Data records:
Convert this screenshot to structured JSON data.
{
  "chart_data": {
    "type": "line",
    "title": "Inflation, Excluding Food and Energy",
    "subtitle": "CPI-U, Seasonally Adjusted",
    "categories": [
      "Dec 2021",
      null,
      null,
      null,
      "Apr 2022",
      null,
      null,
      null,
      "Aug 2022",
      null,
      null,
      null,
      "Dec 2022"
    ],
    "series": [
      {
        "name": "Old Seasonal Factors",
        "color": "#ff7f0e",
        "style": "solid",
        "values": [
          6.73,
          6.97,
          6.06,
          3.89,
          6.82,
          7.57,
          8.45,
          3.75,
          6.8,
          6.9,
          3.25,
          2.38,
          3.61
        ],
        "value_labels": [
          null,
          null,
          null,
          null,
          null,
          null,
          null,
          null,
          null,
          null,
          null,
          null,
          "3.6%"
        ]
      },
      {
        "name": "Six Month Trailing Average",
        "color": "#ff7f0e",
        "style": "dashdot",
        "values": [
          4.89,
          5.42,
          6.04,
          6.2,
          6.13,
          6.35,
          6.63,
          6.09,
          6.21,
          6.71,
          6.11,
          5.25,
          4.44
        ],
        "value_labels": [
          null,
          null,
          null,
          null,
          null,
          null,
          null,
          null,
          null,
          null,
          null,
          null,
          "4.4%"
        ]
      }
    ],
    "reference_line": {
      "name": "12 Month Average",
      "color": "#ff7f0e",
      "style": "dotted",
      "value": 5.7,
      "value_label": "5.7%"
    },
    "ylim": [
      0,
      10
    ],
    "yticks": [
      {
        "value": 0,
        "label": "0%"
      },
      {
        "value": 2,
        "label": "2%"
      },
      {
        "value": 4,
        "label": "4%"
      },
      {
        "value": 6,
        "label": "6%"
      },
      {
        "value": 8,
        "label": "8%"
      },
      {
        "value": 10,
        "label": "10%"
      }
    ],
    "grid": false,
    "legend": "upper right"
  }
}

» Task goal: Whichever lines contain the string "Month", select and copy them.

» Written response:
        "name": "Six Month Trailing Average",
      "name": "12 Month Average",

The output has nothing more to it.